_Problem requirements_
Recast the entries below as a JSON list of strings, with each line as its own string and any blank lines left out.

(A block of data)
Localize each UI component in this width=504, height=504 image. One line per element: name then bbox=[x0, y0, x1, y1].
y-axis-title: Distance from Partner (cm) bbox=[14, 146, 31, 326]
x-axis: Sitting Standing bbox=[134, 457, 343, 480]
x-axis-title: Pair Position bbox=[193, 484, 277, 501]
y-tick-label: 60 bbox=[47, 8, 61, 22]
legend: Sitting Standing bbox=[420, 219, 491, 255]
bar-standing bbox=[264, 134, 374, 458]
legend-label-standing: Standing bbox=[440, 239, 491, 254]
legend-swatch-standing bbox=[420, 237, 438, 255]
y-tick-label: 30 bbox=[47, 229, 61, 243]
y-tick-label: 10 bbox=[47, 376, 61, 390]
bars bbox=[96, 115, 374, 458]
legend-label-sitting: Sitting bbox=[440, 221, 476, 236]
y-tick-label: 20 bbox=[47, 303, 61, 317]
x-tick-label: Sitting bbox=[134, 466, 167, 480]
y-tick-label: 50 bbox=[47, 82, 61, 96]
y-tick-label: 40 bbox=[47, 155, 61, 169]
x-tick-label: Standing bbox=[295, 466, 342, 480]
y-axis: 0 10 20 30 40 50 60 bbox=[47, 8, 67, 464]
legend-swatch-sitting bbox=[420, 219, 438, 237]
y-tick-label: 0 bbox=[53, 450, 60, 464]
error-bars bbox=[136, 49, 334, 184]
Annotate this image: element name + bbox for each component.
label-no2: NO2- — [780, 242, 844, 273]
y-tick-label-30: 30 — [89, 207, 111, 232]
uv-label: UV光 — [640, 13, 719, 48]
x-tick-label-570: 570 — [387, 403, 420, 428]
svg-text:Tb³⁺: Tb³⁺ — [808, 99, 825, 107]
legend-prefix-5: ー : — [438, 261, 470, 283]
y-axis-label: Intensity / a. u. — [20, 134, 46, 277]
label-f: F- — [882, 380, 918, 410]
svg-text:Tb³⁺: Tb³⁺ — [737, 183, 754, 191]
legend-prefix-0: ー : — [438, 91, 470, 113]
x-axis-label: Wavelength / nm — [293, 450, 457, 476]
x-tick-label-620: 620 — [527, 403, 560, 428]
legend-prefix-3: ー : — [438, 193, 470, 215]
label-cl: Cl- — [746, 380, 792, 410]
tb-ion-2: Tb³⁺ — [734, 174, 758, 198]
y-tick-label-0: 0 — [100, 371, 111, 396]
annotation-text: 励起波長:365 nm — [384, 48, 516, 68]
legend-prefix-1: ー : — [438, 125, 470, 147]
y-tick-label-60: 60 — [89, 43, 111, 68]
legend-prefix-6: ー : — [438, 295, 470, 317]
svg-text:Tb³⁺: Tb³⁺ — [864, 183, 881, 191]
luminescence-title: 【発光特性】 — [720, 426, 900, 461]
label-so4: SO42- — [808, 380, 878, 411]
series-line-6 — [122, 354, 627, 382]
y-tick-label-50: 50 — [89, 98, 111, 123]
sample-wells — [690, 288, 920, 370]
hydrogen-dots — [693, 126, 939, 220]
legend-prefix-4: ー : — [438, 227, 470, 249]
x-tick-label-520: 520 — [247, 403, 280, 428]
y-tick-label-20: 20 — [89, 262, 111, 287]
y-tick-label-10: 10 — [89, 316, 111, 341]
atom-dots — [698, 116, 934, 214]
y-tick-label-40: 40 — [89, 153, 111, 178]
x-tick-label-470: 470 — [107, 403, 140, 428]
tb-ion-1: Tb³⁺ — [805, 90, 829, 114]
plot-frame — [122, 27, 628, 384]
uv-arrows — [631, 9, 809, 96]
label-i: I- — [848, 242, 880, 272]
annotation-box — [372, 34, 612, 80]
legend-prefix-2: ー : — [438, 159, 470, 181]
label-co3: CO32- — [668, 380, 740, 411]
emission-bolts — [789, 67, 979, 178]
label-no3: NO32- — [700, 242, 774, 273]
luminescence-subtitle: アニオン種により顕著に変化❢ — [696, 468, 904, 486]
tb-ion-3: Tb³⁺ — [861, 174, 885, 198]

_Answer to the task_
[
  "Localize each UI component in this width=504, height=504 image. One line per element: name then bbox=[x0, y0, x1, y1].",
  "y-axis-title: Distance from Partner (cm) bbox=[14, 146, 31, 326]",
  "x-axis: Sitting Standing bbox=[134, 457, 343, 480]",
  "x-axis-title: Pair Position bbox=[193, 484, 277, 501]",
  "y-tick-label: 60 bbox=[47, 8, 61, 22]",
  "legend: Sitting Standing bbox=[420, 219, 491, 255]",
  "bar-standing bbox=[264, 134, 374, 458]",
  "legend-label-standing: Standing bbox=[440, 239, 491, 254]",
  "legend-swatch-standing bbox=[420, 237, 438, 255]",
  "y-tick-label: 30 bbox=[47, 229, 61, 243]",
  "y-tick-label: 10 bbox=[47, 376, 61, 390]",
  "bars bbox=[96, 115, 374, 458]",
  "legend-label-sitting: Sitting bbox=[440, 221, 476, 236]",
  "y-tick-label: 20 bbox=[47, 303, 61, 317]",
  "x-tick-label: Sitting bbox=[134, 466, 167, 480]",
  "y-tick-label: 50 bbox=[47, 82, 61, 96]",
  "y-tick-label: 40 bbox=[47, 155, 61, 169]",
  "x-tick-label: Standing bbox=[295, 466, 342, 480]",
  "y-axis: 0 10 20 30 40 50 60 bbox=[47, 8, 67, 464]",
  "legend-swatch-sitting bbox=[420, 219, 438, 237]",
  "y-tick-label: 0 bbox=[53, 450, 60, 464]",
  "error-bars bbox=[136, 49, 334, 184]",
  "Annotate this image: element name + bbox for each component.",
  "label-no2: NO2- — [780, 242, 844, 273]",
  "y-tick-label-30: 30 — [89, 207, 111, 232]",
  "uv-label: UV光 — [640, 13, 719, 48]",
  "x-tick-label-570: 570 — [387, 403, 420, 428]",
  "svg-text:Tb³⁺: Tb³⁺ — [808, 99, 825, 107]",
  "legend-prefix-5: ー : — [438, 261, 470, 283]",
  "y-axis-label: Intensity / a. u. — [20, 134, 46, 277]",
  "label-f: F- — [882, 380, 918, 410]",
  "svg-text:Tb³⁺: Tb³⁺ — [737, 183, 754, 191]",
  "legend-prefix-0: ー : — [438, 91, 470, 113]",
  "x-axis-label: Wavelength / nm — [293, 450, 457, 476]",
  "x-tick-label-620: 620 — [527, 403, 560, 428]",
  "legend-prefix-3: ー : — [438, 193, 470, 215]",
  "label-cl: Cl- — [746, 380, 792, 410]",
  "tb-ion-2: Tb³⁺ — [734, 174, 758, 198]",
  "y-tick-label-0: 0 — [100, 371, 111, 396]",
  "annotation-text: 励起波長:365 nm — [384, 48, 516, 68]",
  "legend-prefix-1: ー : — [438, 125, 470, 147]",
  "y-tick-label-60: 60 — [89, 43, 111, 68]",
  "legend-prefix-6: ー : — [438, 295, 470, 317]",
  "svg-text:Tb³⁺: Tb³⁺ — [864, 183, 881, 191]",
  "luminescence-title: 【発光特性】 — [720, 426, 900, 461]",
  "label-so4: SO42- — [808, 380, 878, 411]",
  "series-line-6 — [122, 354, 627, 382]",
  "y-tick-label-50: 50 — [89, 98, 111, 123]",
  "sample-wells — [690, 288, 920, 370]",
  "hydrogen-dots — [693, 126, 939, 220]",
  "legend-prefix-4: ー : — [438, 227, 470, 249]",
  "x-tick-label-520: 520 — [247, 403, 280, 428]",
  "y-tick-label-20: 20 — [89, 262, 111, 287]",
  "y-tick-label-10: 10 — [89, 316, 111, 341]",
  "atom-dots — [698, 116, 934, 214]",
  "y-tick-label-40: 40 — [89, 153, 111, 178]",
  "x-tick-label-470: 470 — [107, 403, 140, 428]",
  "tb-ion-1: Tb³⁺ — [805, 90, 829, 114]",
  "plot-frame — [122, 27, 628, 384]",
  "uv-arrows — [631, 9, 809, 96]",
  "label-i: I- — [848, 242, 880, 272]",
  "annotation-box — [372, 34, 612, 80]",
  "legend-prefix-2: ー : — [438, 159, 470, 181]",
  "label-co3: CO32- — [668, 380, 740, 411]",
  "emission-bolts — [789, 67, 979, 178]",
  "label-no3: NO32- — [700, 242, 774, 273]",
  "luminescence-subtitle: アニオン種により顕著に変化❢ — [696, 468, 904, 486]",
  "tb-ion-3: Tb³⁺ — [861, 174, 885, 198]"
]